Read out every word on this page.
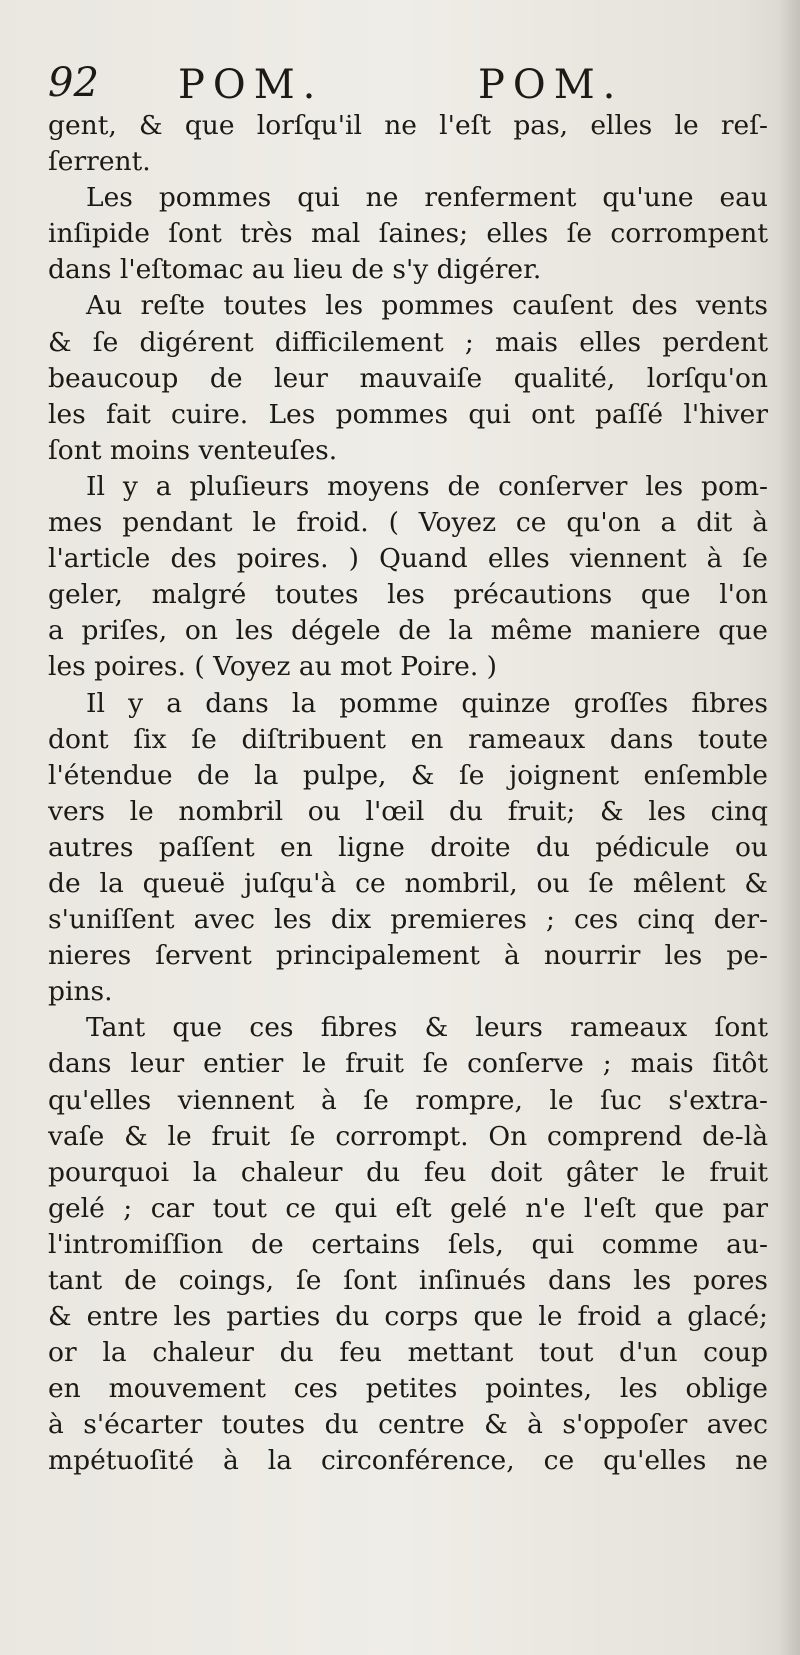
92 POM.	POM.
gent, & que lorſqu'il ne l'eſt pas, elles le reſ-
ſerrent.
Les pommes qui ne renferment qu'une eau
inſipide ſont très mal ſaines; elles ſe corrompent
dans l'eſtomac au lieu de s'y digérer.
Au reſte toutes les pommes cauſent des vents
& ſe digérent difficilement ; mais elles perdent
beaucoup de leur mauvaiſe qualité, lorſqu'on
les fait cuire. Les pommes qui ont paſſé l'hiver
ſont moins venteuſes.
Il y a pluſieurs moyens de conſerver les pom-
mes pendant le froid. ( Voyez ce qu'on a dit à
l'article des poires. ) Quand elles viennent à ſe
geler, malgré toutes les précautions que l'on
a priſes, on les dégele de la même maniere que
les poires. ( Voyez au mot Poire. )
Il y a dans la pomme quinze groſſes fibres
dont ſix ſe diſtribuent en rameaux dans toute
l'étendue de la pulpe, & ſe joignent enſemble
vers le nombril ou l'œil du fruit; & les cinq
autres paſſent en ligne droite du pédicule ou
de la queuë juſqu'à ce nombril, ou ſe mêlent &
s'uniſſent avec les dix premieres ; ces cinq der-
nieres ſervent principalement à nourrir les pe-
pins.
Tant que ces fibres & leurs rameaux ſont
dans leur entier le fruit ſe conſerve ; mais ſitôt
qu'elles viennent à ſe rompre, le ſuc s'extra-
vaſe & le fruit ſe corrompt. On comprend de-là
pourquoi la chaleur du feu doit gâter le fruit
gelé ; car tout ce qui eſt gelé n'e l'eſt que par
l'intromiſſion de certains ſels, qui comme au-
tant de coings, ſe ſont inſinués dans les pores
& entre les parties du corps que le froid a glacé;
or la chaleur du feu mettant tout d'un coup
en mouvement ces petites pointes, les oblige
à s'écarter toutes du centre & à s'oppoſer avec
mpétuoſité à la circonférence, ce qu'elles ne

• • •

*What is needed*. All of the data above should be transcribed verbatim, with pictures omitted.

*Written answer*.
Read out every word on this page.
92 POM.	POM.
gent, & que lorſqu'il ne l'eſt pas, elles le reſ-
ſerrent.
Les pommes qui ne renferment qu'une eau
inſipide ſont très mal ſaines; elles ſe corrompent
dans l'eſtomac au lieu de s'y digérer.
Au reſte toutes les pommes cauſent des vents
& ſe digérent difficilement ; mais elles perdent
beaucoup de leur mauvaiſe qualité, lorſqu'on
les fait cuire. Les pommes qui ont paſſé l'hiver
ſont moins venteuſes.
Il y a pluſieurs moyens de conſerver les pom-
mes pendant le froid. ( Voyez ce qu'on a dit à
l'article des poires. ) Quand elles viennent à ſe
geler, malgré toutes les précautions que l'on
a priſes, on les dégele de la même maniere que
les poires. ( Voyez au mot Poire. )
Il y a dans la pomme quinze groſſes fibres
dont ſix ſe diſtribuent en rameaux dans toute
l'étendue de la pulpe, & ſe joignent enſemble
vers le nombril ou l'œil du fruit; & les cinq
autres paſſent en ligne droite du pédicule ou
de la queuë juſqu'à ce nombril, ou ſe mêlent &
s'uniſſent avec les dix premieres ; ces cinq der-
nieres ſervent principalement à nourrir les pe-
pins.
Tant que ces fibres & leurs rameaux ſont
dans leur entier le fruit ſe conſerve ; mais ſitôt
qu'elles viennent à ſe rompre, le ſuc s'extra-
vaſe & le fruit ſe corrompt. On comprend de-là
pourquoi la chaleur du feu doit gâter le fruit
gelé ; car tout ce qui eſt gelé n'e l'eſt que par
l'intromiſſion de certains ſels, qui comme au-
tant de coings, ſe ſont inſinués dans les pores
& entre les parties du corps que le froid a glacé;
or la chaleur du feu mettant tout d'un coup
en mouvement ces petites pointes, les oblige
à s'écarter toutes du centre & à s'oppoſer avec
mpétuoſité à la circonférence, ce qu'elles ne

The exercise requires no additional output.